- [Aufgaben]:
- a) Wie viele Mitarbeiter hat die Firma Rabau laut dem Lesetext?
- b) Gib die Zeilen der Bounding-Box-Annotationen als nummerierte Liste wieder, beginnend mit der Zeile, die „x-tick-bottom-5500: 5500 —“ enthält, und endend mit der Zeile, die „x-tick-bottom-5000: 5000 —“ enthält. Leerzeilen lässt du dabei weg.

==== Lesetext

Energiewende in der Hauptstadtregion: Darum zahlt Brandenburg weiterhin den höchsten Strompreis

Brandenburg produziert bundesweit am meisten Ökostrom und zahlt trotzdem horrende Preise. Die Unternehmen leiden und versuchen sich jetzt selbst zu helfen.

Irgendwann im vergangenen Jahr reichte es Thorsten Schalow. Monat für Monat flatterte eine hohe Stromrechnung in seinen Betrieb. 10 000 Euro sollte die Firma Rabau, die Fenster und Türen herstellt, monatlich an den Versorger Eon überweisen, im Winter manchmal sogar mehr. Für das mittelständische Unternehmen mit 40 Mitarbeitern und einem jährlichen Umsatz von rund 4,5 Millionen Euro eine Belastung. „Die steigenden Strompreise haben uns irgendwann zum Handeln gezwungen“, sagt Betriebsleiter Schalow bei einer Führung durch seine Firmenhalle im Brandenburgischen Lenzen.

========
==== Datenauszug

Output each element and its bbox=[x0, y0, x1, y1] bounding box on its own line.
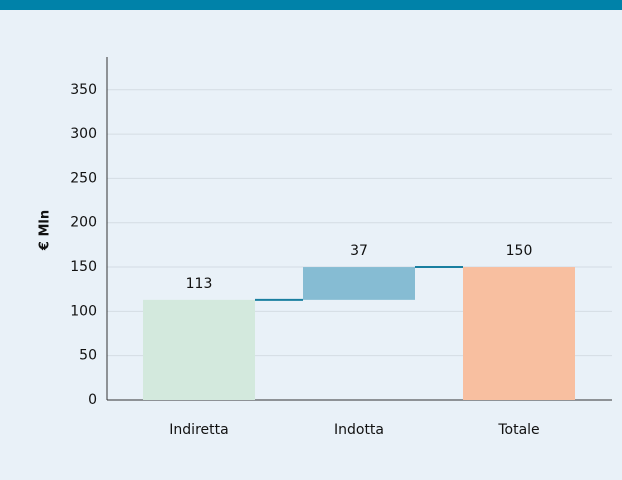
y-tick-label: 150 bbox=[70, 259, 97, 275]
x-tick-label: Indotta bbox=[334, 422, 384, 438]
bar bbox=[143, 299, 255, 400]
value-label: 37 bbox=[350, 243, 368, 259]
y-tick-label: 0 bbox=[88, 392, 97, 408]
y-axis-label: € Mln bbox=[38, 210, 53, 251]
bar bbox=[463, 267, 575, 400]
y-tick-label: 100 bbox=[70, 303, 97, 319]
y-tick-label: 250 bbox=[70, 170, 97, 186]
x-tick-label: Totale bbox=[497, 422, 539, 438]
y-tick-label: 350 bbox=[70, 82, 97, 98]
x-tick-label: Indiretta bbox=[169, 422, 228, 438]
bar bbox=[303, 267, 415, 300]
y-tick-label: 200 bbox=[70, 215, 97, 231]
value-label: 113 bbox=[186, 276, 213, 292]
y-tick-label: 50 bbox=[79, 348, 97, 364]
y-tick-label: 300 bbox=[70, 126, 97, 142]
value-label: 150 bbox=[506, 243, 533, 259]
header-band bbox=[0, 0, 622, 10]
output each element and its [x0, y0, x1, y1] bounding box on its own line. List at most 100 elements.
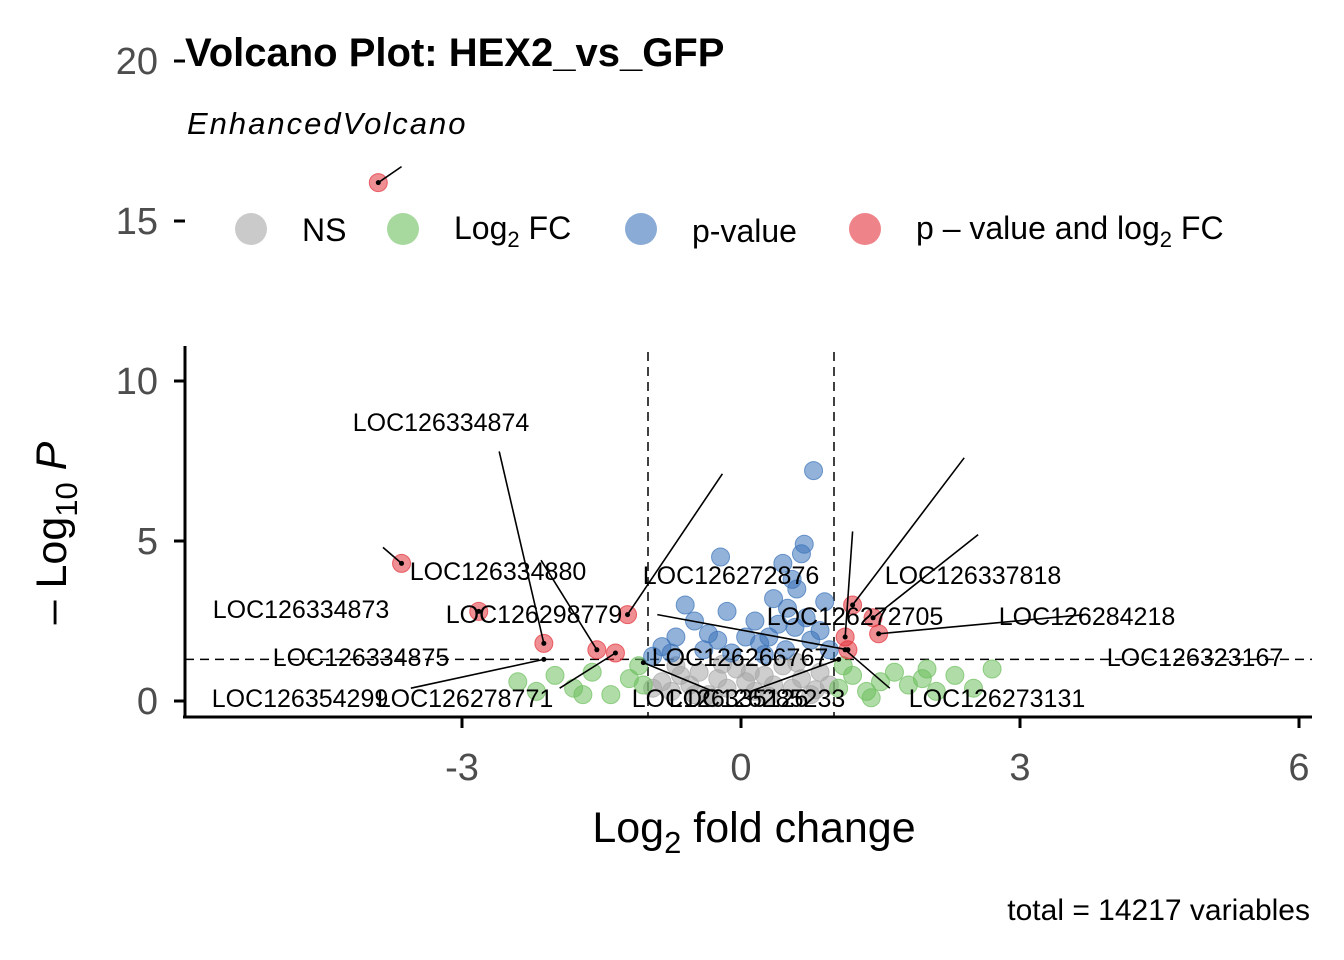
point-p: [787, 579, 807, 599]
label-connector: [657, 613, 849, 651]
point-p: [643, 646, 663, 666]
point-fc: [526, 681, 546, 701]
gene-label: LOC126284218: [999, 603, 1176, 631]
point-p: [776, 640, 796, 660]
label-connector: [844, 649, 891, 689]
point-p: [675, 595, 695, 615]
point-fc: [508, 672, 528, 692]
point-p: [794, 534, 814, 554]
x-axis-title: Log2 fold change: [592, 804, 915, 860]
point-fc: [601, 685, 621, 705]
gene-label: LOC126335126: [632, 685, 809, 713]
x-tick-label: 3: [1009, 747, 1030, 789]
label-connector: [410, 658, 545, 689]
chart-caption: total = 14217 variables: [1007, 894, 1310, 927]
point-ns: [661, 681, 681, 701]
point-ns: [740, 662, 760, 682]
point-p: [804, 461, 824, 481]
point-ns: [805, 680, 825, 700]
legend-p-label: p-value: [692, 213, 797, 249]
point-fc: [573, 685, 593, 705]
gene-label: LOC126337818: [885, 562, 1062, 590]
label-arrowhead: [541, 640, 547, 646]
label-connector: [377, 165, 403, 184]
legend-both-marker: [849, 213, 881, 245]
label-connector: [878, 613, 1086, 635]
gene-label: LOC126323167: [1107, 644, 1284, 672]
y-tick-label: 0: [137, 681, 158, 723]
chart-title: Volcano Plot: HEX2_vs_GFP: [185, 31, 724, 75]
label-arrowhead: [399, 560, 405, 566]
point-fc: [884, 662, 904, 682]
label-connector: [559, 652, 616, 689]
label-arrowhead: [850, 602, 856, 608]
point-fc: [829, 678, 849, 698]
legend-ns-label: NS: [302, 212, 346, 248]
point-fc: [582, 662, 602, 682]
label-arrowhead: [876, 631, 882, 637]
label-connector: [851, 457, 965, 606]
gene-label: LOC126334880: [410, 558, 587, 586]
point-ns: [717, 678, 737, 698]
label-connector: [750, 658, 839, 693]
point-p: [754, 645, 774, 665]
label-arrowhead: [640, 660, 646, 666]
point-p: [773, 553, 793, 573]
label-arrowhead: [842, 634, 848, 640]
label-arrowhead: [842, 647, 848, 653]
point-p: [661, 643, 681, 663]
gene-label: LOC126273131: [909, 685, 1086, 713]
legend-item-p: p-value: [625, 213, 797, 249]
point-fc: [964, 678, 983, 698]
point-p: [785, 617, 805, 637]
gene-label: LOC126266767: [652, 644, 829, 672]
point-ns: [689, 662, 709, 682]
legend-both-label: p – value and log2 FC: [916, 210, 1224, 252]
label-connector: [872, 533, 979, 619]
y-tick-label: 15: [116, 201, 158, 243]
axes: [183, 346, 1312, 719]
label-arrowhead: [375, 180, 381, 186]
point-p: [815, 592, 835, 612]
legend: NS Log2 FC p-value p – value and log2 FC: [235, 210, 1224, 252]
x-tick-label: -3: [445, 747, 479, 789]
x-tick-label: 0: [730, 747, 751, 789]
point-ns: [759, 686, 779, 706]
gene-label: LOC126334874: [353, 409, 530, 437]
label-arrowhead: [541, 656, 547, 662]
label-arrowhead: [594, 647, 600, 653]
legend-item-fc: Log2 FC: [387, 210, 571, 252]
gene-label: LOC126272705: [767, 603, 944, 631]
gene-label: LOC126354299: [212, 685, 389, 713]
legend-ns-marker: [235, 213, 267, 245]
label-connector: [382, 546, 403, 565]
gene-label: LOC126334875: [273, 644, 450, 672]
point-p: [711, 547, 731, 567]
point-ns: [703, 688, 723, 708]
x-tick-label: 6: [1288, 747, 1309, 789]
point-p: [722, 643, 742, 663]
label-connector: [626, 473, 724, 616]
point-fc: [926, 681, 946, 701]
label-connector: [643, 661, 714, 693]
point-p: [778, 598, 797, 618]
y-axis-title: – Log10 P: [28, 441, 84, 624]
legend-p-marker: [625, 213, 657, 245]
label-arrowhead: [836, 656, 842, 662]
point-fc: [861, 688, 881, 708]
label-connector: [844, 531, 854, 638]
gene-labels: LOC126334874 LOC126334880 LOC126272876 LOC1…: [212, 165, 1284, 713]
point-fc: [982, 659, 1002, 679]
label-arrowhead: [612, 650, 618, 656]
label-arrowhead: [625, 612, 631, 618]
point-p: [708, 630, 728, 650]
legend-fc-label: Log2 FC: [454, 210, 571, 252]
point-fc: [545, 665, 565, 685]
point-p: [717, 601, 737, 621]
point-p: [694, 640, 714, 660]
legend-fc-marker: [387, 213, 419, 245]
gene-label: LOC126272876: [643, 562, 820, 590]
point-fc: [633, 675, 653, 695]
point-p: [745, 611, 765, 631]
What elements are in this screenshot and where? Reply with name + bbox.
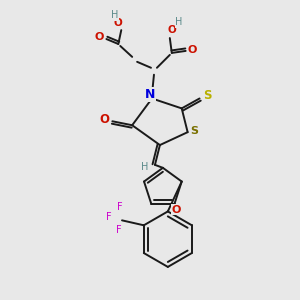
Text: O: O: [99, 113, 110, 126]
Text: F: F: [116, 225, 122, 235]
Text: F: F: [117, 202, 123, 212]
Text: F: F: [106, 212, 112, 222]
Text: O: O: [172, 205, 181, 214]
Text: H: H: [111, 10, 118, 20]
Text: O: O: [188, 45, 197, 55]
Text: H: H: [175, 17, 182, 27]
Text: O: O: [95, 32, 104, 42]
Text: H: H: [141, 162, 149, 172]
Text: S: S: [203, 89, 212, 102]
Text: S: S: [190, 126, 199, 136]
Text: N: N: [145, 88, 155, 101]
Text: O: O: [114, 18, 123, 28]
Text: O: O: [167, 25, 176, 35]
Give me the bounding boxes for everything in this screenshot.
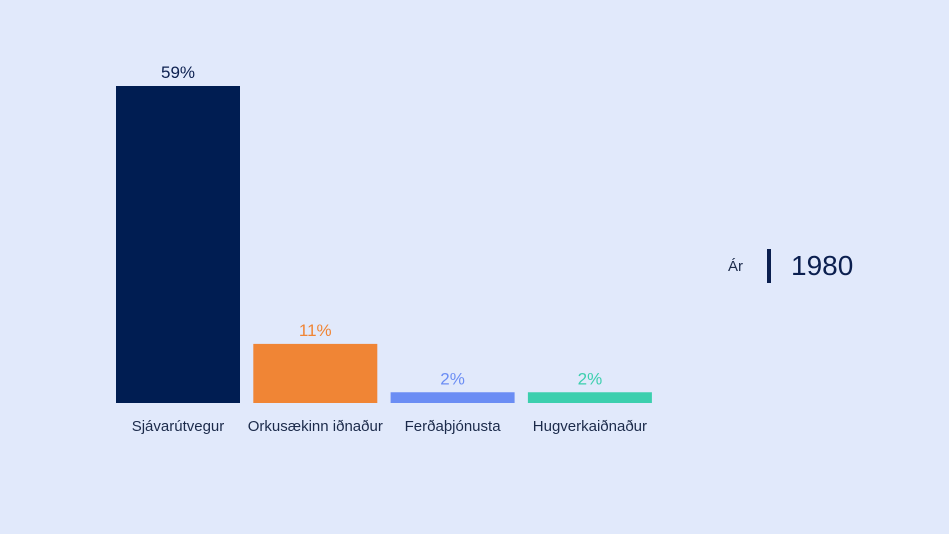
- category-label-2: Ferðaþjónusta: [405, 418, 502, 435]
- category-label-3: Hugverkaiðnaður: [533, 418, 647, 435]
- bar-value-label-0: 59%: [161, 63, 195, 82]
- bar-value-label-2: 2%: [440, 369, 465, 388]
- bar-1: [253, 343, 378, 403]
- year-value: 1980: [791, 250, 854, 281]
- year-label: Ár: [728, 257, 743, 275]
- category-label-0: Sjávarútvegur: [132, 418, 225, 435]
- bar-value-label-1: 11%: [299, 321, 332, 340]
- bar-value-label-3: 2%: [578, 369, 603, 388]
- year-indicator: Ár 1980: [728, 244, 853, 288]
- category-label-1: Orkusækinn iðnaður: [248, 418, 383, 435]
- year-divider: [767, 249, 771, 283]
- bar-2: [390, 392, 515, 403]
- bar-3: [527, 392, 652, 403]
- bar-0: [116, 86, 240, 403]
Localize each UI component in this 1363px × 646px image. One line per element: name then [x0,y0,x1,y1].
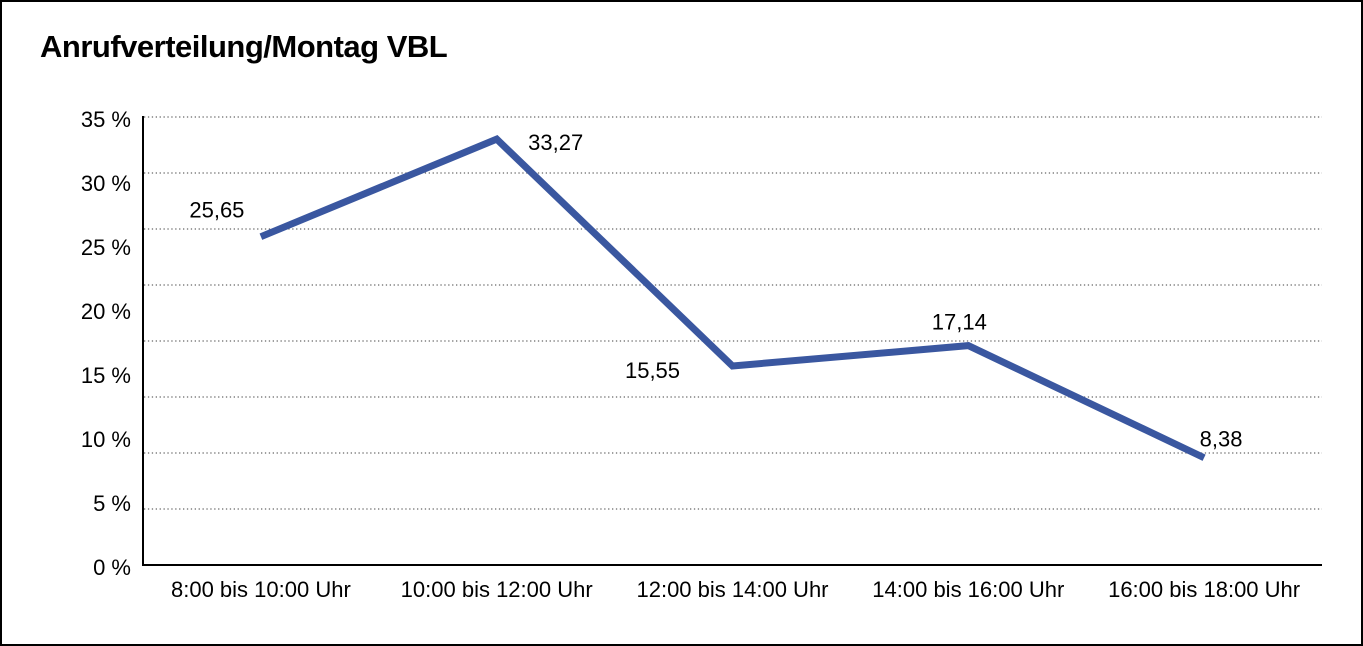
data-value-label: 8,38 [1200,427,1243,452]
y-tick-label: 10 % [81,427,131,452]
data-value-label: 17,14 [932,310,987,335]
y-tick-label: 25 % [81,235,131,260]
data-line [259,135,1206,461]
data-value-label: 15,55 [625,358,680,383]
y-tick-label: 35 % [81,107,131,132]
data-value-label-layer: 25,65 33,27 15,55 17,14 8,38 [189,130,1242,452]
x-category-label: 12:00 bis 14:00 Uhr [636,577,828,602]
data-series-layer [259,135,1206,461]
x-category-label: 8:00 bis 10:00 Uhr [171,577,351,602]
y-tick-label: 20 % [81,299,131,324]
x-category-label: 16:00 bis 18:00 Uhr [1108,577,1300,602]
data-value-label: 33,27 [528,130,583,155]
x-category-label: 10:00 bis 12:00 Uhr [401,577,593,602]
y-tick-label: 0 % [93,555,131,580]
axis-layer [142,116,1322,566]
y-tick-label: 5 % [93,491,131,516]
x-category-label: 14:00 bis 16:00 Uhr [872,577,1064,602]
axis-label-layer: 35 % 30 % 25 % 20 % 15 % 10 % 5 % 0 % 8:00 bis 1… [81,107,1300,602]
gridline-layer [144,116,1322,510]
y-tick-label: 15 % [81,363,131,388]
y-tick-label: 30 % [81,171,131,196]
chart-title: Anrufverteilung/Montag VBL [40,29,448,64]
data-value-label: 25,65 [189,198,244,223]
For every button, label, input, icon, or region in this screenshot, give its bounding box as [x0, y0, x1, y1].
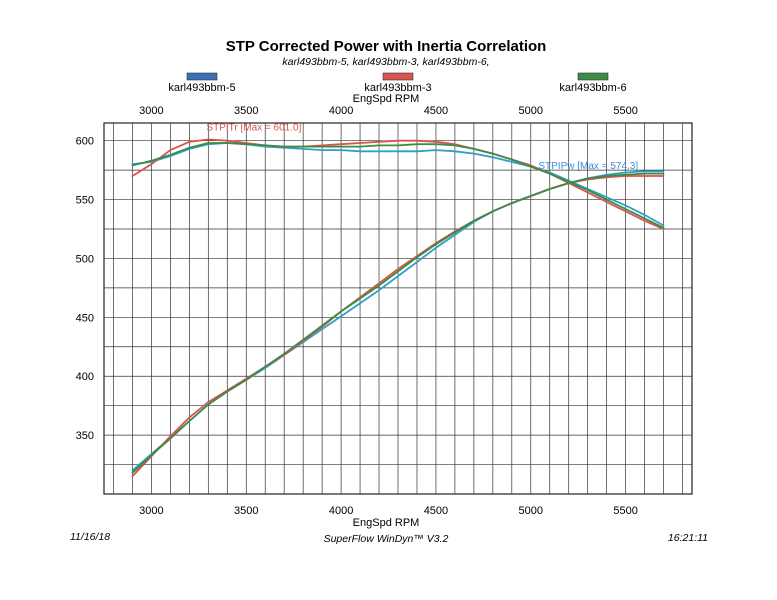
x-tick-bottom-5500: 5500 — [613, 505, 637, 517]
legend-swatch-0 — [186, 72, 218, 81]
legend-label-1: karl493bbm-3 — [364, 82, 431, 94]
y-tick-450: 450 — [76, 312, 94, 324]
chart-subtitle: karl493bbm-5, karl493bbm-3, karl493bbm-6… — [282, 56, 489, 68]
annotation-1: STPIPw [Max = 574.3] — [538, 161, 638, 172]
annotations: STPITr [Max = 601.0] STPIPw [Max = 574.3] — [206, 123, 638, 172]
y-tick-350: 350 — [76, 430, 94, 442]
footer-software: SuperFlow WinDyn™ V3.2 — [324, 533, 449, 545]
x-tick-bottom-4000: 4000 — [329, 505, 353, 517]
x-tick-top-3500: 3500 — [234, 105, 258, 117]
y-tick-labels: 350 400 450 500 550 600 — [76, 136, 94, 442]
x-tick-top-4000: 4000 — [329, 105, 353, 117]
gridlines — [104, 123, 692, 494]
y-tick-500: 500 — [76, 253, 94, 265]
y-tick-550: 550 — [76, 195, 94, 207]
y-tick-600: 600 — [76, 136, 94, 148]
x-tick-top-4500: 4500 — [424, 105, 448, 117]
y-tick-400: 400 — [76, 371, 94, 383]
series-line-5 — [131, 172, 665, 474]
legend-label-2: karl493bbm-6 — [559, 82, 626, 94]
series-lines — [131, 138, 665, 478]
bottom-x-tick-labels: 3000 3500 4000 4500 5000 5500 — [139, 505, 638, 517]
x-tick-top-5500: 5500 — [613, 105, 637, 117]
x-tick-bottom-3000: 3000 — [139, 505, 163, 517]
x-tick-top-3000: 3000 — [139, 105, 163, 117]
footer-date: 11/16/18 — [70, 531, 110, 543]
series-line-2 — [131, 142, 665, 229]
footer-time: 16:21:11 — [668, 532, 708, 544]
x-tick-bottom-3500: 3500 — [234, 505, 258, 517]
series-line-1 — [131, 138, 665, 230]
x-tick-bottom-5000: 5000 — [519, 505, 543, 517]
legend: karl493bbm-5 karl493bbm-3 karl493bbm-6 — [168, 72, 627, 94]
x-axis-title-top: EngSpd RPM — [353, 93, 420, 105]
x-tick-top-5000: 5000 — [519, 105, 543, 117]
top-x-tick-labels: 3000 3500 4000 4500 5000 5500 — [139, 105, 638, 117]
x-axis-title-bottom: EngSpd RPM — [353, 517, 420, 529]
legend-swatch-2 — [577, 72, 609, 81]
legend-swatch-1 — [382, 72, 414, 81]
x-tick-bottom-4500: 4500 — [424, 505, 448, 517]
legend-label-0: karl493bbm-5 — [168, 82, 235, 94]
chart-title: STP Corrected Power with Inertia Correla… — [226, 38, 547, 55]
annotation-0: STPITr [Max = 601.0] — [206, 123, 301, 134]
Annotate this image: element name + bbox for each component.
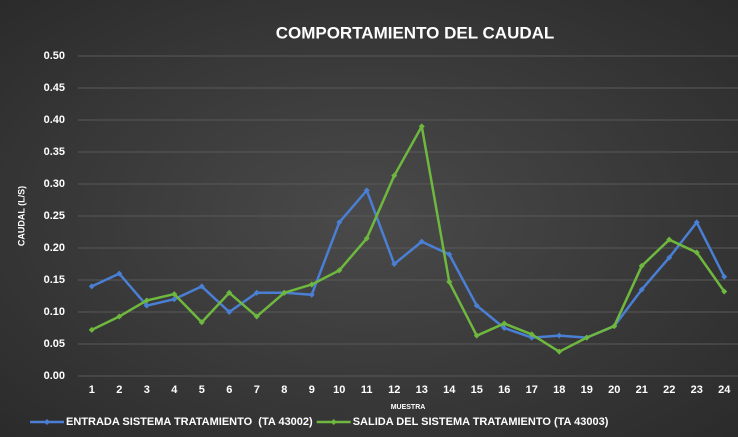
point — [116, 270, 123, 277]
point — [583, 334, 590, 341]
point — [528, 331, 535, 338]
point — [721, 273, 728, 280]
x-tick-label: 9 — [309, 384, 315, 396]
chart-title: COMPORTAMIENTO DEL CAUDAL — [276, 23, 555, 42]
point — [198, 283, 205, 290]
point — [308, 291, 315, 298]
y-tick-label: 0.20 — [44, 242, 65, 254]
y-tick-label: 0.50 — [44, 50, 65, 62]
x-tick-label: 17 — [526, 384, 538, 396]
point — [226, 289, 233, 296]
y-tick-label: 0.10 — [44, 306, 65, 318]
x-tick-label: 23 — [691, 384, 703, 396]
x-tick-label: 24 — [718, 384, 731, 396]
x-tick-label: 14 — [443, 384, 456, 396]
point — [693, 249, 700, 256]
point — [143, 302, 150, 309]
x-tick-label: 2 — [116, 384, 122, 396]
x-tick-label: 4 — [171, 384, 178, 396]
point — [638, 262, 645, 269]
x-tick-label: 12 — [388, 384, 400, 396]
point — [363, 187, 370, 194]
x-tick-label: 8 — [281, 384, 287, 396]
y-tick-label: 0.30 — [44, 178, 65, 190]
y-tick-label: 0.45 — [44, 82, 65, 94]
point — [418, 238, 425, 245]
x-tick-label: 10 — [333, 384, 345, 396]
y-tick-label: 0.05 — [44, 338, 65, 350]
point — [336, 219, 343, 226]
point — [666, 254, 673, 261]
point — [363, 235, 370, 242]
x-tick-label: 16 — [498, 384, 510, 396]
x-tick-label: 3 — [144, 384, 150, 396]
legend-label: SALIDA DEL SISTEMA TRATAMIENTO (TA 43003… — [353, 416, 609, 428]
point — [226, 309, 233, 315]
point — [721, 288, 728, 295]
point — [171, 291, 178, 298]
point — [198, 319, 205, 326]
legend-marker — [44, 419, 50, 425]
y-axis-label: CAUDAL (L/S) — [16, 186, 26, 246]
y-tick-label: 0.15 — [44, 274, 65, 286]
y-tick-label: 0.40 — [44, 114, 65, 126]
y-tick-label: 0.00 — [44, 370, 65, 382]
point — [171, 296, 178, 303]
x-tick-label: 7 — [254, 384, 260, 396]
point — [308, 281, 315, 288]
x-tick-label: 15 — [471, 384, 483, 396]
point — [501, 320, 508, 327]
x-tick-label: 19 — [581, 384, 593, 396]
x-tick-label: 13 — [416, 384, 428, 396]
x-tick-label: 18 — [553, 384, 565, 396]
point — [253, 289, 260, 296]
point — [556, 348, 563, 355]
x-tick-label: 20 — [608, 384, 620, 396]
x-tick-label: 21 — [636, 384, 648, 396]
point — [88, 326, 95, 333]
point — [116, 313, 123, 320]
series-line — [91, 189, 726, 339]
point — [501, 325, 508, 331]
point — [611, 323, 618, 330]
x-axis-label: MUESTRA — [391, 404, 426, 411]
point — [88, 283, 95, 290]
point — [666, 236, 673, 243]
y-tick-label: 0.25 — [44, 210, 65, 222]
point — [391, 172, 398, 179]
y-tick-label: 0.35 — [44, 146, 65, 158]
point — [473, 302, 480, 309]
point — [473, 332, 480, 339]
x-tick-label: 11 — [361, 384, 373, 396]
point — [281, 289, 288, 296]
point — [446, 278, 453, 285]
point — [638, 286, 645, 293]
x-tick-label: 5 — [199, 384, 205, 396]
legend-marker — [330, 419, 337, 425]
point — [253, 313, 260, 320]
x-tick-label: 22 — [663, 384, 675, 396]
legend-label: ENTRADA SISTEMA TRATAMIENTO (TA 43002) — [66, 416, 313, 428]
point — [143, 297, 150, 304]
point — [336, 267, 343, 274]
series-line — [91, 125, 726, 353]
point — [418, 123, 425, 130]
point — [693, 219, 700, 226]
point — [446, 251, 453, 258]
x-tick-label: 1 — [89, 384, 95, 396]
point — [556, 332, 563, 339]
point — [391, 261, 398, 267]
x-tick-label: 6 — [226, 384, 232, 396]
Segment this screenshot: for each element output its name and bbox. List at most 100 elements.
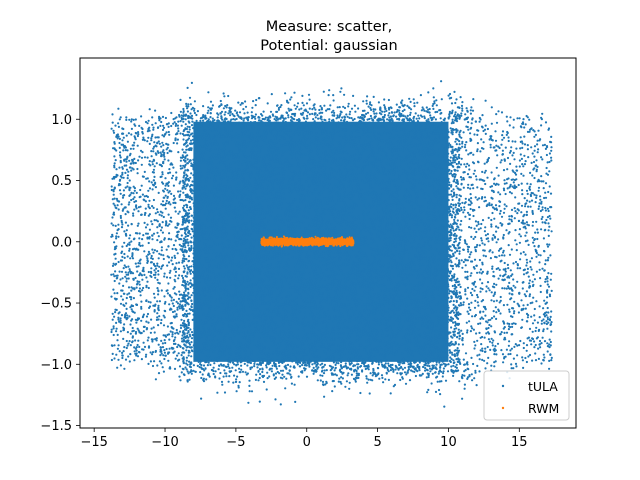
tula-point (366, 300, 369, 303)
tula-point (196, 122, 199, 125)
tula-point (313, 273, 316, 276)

========

- [Lösungen nach Aufgaben]:
- a) Die Firma Rabau hat 40 Mitarbeiter.

- b)
1. x-tick-bottom-5500: 5500 — [613, 505, 637, 517]
2. legend-swatch-0 — [186, 72, 218, 81]
3. legend-label-1: karl493bbm-3 — [364, 82, 431, 94]
4. y-tick-450: 450 — [76, 312, 94, 324]
5. chart-subtitle: karl493bbm-5, karl493bbm-3, karl493bbm-6… — [282, 56, 489, 68]
6. annotation-1: STPIPw [Max = 574.3] — [538, 161, 638, 172]
7. annotations: STPITr [Max = 601.0] STPIPw [Max = 574.3] — [206, 123, 638, 172]
8. y-tick-350: 350 — [76, 430, 94, 442]
9. footer-software: SuperFlow WinDyn™ V3.2 — [324, 533, 449, 545]
10. x-tick-bottom-4000: 4000 — [329, 505, 353, 517]
11. x-tick-top-3500: 3500 — [234, 105, 258, 117]
12. y-tick-labels: 350 400 450 500 550 600 — [76, 136, 94, 442]
13. x-tick-top-4000: 4000 — [329, 105, 353, 117]
14. gridlines — [104, 123, 692, 494]
15. y-tick-500: 500 — [76, 253, 94, 265]
16. y-tick-550: 550 — [76, 195, 94, 207]
17. y-tick-600: 600 — [76, 136, 94, 148]
18. x-tick-top-4500: 4500 — [424, 105, 448, 117]
19. y-tick-400: 400 — [76, 371, 94, 383]
20. series-line-5 — [131, 172, 665, 474]
21. legend-label-2: karl493bbm-6 — [559, 82, 626, 94]
22. series-lines — [131, 138, 665, 478]
23. bottom-x-tick-labels: 3000 3500 4000 4500 5000 5500 — [139, 505, 638, 517]
24. x-tick-top-5500: 5500 — [613, 105, 637, 117]
25. x-tick-bottom-3000: 3000 — [139, 505, 163, 517]
26. x-tick-top-3000: 3000 — [139, 105, 163, 117]
27. footer-date: 11/16/18 — [70, 531, 110, 543]
28. series-line-2 — [131, 142, 665, 229]
29. footer-time: 16:21:11 — [668, 532, 708, 544]
30. x-tick-bottom-3500: 3500 — [234, 505, 258, 517]
31. series-line-1 — [131, 138, 665, 230]
32. x-tick-bottom-5000: 5000 — [519, 505, 543, 517]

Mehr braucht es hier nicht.